Do this | Scan the lines below for the word "color". Copy each line you find it in.

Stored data
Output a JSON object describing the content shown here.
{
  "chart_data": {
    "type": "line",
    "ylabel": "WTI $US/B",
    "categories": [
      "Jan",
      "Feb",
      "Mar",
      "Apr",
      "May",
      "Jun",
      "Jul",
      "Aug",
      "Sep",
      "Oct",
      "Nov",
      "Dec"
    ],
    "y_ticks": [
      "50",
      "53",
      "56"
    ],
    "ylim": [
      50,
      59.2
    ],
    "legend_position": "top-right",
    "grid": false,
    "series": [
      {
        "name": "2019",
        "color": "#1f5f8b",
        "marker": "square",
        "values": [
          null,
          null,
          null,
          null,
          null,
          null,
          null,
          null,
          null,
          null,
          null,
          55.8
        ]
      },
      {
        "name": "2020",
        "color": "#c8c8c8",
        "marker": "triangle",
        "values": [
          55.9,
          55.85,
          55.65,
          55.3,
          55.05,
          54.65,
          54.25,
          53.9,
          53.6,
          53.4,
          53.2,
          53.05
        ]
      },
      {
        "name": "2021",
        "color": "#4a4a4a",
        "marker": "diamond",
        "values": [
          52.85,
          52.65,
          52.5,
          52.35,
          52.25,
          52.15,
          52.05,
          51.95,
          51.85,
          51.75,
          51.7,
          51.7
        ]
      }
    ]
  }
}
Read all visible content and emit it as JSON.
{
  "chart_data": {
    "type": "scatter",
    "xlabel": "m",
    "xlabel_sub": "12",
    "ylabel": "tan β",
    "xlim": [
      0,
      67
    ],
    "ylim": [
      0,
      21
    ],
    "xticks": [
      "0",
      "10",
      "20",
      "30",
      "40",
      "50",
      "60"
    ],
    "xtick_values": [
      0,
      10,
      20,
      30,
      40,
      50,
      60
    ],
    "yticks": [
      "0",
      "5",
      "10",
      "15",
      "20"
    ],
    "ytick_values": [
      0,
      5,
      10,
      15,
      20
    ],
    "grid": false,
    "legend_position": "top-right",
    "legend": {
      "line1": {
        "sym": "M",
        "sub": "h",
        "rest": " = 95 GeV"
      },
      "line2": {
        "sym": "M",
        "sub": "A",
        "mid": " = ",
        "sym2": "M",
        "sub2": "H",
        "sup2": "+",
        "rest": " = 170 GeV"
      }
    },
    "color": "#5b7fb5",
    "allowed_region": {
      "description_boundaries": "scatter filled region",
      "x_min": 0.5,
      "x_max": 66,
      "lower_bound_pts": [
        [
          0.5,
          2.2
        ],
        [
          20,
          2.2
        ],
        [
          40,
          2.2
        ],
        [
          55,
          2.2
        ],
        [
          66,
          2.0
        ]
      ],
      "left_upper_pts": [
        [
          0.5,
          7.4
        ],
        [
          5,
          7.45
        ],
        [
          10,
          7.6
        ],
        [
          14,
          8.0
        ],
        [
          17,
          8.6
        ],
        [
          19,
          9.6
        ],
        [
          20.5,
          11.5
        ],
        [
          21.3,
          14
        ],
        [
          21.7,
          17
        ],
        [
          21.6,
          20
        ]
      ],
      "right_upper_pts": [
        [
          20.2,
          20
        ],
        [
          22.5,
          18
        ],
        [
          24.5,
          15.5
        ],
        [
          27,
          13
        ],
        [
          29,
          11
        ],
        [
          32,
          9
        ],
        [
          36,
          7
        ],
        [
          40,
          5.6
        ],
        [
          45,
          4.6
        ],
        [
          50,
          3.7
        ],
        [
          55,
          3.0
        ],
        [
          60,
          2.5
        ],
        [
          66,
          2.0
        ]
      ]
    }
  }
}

...

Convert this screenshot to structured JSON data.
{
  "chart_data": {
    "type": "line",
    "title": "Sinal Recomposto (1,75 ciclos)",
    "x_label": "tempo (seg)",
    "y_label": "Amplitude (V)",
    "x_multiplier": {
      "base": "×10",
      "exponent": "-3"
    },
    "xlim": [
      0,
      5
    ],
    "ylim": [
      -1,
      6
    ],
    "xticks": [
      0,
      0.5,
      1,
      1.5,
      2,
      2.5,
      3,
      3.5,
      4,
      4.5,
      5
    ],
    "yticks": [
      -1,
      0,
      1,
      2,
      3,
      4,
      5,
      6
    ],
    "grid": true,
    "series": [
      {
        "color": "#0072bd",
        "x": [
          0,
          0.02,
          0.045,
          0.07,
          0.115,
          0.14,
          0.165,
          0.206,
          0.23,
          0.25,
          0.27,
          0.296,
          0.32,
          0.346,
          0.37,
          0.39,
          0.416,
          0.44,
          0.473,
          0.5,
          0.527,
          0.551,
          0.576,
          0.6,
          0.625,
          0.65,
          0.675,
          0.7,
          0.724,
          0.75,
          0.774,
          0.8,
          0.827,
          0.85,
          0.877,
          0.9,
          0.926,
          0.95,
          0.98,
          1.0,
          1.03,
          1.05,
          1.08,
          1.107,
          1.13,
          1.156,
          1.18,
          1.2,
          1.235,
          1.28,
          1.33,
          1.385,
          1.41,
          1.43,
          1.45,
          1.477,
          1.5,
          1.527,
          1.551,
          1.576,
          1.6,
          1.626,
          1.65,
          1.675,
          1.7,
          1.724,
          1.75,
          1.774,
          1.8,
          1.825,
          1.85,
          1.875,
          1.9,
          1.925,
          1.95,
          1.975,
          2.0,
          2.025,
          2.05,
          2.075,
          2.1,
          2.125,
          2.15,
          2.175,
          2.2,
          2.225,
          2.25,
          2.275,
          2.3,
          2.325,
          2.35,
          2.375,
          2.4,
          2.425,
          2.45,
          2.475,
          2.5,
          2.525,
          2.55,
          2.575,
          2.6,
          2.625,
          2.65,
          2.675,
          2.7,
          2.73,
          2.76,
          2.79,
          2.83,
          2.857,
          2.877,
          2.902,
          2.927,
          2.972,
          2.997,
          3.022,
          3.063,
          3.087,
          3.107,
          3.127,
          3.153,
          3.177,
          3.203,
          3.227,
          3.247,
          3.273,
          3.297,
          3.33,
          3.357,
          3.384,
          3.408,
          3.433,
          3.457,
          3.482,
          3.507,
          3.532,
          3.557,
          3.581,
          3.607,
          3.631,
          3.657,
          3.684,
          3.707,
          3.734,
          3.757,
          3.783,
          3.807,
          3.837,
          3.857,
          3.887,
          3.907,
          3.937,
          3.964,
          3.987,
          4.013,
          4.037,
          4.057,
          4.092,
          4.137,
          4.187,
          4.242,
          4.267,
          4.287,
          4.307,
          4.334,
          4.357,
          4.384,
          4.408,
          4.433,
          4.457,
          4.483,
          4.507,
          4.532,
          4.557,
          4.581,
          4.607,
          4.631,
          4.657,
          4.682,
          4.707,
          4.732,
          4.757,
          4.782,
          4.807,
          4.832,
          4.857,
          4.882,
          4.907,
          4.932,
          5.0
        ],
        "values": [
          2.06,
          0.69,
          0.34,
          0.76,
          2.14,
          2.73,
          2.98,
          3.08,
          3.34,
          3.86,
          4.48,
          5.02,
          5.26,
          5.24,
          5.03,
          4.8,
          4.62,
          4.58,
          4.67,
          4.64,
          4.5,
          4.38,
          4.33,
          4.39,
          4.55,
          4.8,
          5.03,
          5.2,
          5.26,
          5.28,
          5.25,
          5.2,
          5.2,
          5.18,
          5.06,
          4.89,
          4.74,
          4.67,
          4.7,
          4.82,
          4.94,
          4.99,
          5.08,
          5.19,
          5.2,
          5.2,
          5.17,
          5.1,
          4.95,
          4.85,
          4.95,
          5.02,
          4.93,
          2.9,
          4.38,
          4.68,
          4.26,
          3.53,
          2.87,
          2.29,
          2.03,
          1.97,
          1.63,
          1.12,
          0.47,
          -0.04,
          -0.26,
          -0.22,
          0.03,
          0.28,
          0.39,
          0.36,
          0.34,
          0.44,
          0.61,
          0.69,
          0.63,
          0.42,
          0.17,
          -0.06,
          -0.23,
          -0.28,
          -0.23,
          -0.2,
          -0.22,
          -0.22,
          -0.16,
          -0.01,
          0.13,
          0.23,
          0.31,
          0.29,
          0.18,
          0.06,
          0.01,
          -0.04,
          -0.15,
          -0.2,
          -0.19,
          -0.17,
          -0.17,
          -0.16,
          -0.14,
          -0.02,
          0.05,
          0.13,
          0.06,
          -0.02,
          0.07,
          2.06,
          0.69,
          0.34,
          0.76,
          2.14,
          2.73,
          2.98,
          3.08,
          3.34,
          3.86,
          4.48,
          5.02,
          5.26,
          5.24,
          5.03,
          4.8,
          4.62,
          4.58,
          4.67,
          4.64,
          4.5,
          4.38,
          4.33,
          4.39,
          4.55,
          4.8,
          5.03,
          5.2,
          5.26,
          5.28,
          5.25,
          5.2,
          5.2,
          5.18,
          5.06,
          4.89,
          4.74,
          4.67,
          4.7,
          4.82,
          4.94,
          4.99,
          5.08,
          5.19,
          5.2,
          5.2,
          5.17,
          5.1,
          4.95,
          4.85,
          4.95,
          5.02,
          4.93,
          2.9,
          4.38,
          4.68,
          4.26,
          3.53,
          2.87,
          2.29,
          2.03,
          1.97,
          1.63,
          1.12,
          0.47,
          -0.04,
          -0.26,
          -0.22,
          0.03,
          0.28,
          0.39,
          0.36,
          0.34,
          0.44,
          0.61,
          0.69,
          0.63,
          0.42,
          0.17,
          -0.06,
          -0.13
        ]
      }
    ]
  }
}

Final result |
        "color": "#1f5f8b",
        "color": "#c8c8c8",
        "color": "#4a4a4a",
    "color": "#5b7fb5",
        "color": "#0072bd",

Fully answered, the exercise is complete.